* begin *
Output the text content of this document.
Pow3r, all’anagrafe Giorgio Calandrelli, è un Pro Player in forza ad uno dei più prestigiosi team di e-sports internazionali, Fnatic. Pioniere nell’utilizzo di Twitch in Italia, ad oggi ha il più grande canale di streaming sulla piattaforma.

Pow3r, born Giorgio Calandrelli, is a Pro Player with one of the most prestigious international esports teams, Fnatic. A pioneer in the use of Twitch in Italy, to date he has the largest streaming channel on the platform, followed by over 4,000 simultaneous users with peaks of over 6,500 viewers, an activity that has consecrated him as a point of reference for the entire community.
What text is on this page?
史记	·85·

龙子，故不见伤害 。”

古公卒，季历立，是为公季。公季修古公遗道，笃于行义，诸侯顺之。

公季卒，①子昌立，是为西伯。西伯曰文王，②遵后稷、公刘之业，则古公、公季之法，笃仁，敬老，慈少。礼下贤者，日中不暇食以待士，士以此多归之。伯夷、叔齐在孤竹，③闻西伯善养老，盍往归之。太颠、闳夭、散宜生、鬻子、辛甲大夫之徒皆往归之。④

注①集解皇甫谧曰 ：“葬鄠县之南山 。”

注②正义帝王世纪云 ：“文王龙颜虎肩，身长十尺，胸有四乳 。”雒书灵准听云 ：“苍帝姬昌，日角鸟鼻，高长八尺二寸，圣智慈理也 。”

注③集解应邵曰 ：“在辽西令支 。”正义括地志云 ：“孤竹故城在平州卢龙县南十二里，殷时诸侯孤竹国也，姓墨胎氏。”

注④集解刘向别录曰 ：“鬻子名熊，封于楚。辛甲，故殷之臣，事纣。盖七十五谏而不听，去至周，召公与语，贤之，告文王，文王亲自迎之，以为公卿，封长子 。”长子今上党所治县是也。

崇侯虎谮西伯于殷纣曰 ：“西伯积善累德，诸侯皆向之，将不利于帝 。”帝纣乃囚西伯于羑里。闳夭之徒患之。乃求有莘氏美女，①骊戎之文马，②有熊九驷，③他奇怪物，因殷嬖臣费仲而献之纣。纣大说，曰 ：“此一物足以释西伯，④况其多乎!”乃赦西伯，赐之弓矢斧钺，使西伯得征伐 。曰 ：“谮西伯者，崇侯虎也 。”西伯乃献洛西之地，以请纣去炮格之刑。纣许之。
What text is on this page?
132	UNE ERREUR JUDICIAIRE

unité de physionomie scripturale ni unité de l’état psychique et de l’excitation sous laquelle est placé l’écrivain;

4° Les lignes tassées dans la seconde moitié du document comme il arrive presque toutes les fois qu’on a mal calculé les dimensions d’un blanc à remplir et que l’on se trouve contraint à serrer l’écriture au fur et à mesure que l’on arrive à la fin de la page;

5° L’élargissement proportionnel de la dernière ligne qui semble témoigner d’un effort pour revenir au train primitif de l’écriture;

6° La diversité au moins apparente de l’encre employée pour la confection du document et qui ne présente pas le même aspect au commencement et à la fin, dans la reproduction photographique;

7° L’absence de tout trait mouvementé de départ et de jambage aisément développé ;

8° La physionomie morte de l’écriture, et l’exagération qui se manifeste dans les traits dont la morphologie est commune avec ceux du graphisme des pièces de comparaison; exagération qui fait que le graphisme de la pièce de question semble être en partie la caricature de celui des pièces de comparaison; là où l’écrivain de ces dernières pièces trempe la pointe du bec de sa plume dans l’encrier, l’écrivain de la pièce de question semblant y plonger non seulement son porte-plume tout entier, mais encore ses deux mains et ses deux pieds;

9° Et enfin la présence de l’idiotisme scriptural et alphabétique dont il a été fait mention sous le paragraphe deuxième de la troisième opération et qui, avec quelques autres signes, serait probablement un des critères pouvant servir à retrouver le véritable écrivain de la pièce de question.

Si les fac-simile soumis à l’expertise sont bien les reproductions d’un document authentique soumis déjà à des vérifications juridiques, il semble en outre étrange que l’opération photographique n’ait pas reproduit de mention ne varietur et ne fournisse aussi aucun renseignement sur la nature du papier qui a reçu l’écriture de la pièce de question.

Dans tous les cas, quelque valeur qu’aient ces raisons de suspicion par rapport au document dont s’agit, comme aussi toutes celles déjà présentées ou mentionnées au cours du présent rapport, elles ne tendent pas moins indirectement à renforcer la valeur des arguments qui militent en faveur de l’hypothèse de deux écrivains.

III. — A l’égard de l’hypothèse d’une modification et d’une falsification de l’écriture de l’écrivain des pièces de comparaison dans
* end *
> _Goal_
Faithfully transcribe the whole of the data.

> _Written answer_
Output the text content of this document.
Pow3r, all’anagrafe Giorgio Calandrelli, è un Pro Player in forza ad uno dei più prestigiosi team di e-sports internazionali, Fnatic. Pioniere nell’utilizzo di Twitch in Italia, ad oggi ha il più grande canale di streaming sulla piattaforma.

Pow3r, born Giorgio Calandrelli, is a Pro Player with one of the most prestigious international esports teams, Fnatic. A pioneer in the use of Twitch in Italy, to date he has the largest streaming channel on the platform, followed by over 4,000 simultaneous users with peaks of over 6,500 viewers, an activity that has consecrated him as a point of reference for the entire community.
What text is on this page?
史记	·85·

龙子，故不见伤害 。”

古公卒，季历立，是为公季。公季修古公遗道，笃于行义，诸侯顺之。

公季卒，①子昌立，是为西伯。西伯曰文王，②遵后稷、公刘之业，则古公、公季之法，笃仁，敬老，慈少。礼下贤者，日中不暇食以待士，士以此多归之。伯夷、叔齐在孤竹，③闻西伯善养老，盍往归之。太颠、闳夭、散宜生、鬻子、辛甲大夫之徒皆往归之。④

注①集解皇甫谧曰 ：“葬鄠县之南山 。”

注②正义帝王世纪云 ：“文王龙颜虎肩，身长十尺，胸有四乳 。”雒书灵准听云 ：“苍帝姬昌，日角鸟鼻，高长八尺二寸，圣智慈理也 。”

注③集解应邵曰 ：“在辽西令支 。”正义括地志云 ：“孤竹故城在平州卢龙县南十二里，殷时诸侯孤竹国也，姓墨胎氏。”

注④集解刘向别录曰 ：“鬻子名熊，封于楚。辛甲，故殷之臣，事纣。盖七十五谏而不听，去至周，召公与语，贤之，告文王，文王亲自迎之，以为公卿，封长子 。”长子今上党所治县是也。

崇侯虎谮西伯于殷纣曰 ：“西伯积善累德，诸侯皆向之，将不利于帝 。”帝纣乃囚西伯于羑里。闳夭之徒患之。乃求有莘氏美女，①骊戎之文马，②有熊九驷，③他奇怪物，因殷嬖臣费仲而献之纣。纣大说，曰 ：“此一物足以释西伯，④况其多乎!”乃赦西伯，赐之弓矢斧钺，使西伯得征伐 。曰 ：“谮西伯者，崇侯虎也 。”西伯乃献洛西之地，以请纣去炮格之刑。纣许之。
What text is on this page?
132	UNE ERREUR JUDICIAIRE

unité de physionomie scripturale ni unité de l’état psychique et de l’excitation sous laquelle est placé l’écrivain;

4° Les lignes tassées dans la seconde moitié du document comme il arrive presque toutes les fois qu’on a mal calculé les dimensions d’un blanc à remplir et que l’on se trouve contraint à serrer l’écriture au fur et à mesure que l’on arrive à la fin de la page;

5° L’élargissement proportionnel de la dernière ligne qui semble témoigner d’un effort pour revenir au train primitif de l’écriture;

6° La diversité au moins apparente de l’encre employée pour la confection du document et qui ne présente pas le même aspect au commencement et à la fin, dans la reproduction photographique;

7° L’absence de tout trait mouvementé de départ et de jambage aisément développé ;

8° La physionomie morte de l’écriture, et l’exagération qui se manifeste dans les traits dont la morphologie est commune avec ceux du graphisme des pièces de comparaison; exagération qui fait que le graphisme de la pièce de question semble être en partie la caricature de celui des pièces de comparaison; là où l’écrivain de ces dernières pièces trempe la pointe du bec de sa plume dans l’encrier, l’écrivain de la pièce de question semblant y plonger non seulement son porte-plume tout entier, mais encore ses deux mains et ses deux pieds;

9° Et enfin la présence de l’idiotisme scriptural et alphabétique dont il a été fait mention sous le paragraphe deuxième de la troisième opération et qui, avec quelques autres signes, serait probablement un des critères pouvant servir à retrouver le véritable écrivain de la pièce de question.

Si les fac-simile soumis à l’expertise sont bien les reproductions d’un document authentique soumis déjà à des vérifications juridiques, il semble en outre étrange que l’opération photographique n’ait pas reproduit de mention ne varietur et ne fournisse aussi aucun renseignement sur la nature du papier qui a reçu l’écriture de la pièce de question.

Dans tous les cas, quelque valeur qu’aient ces raisons de suspicion par rapport au document dont s’agit, comme aussi toutes celles déjà présentées ou mentionnées au cours du présent rapport, elles ne tendent pas moins indirectement à renforcer la valeur des arguments qui militent en faveur de l’hypothèse de deux écrivains.

III. — A l’égard de l’hypothèse d’une modification et d’une falsification de l’écriture de l’écrivain des pièces de comparaison dans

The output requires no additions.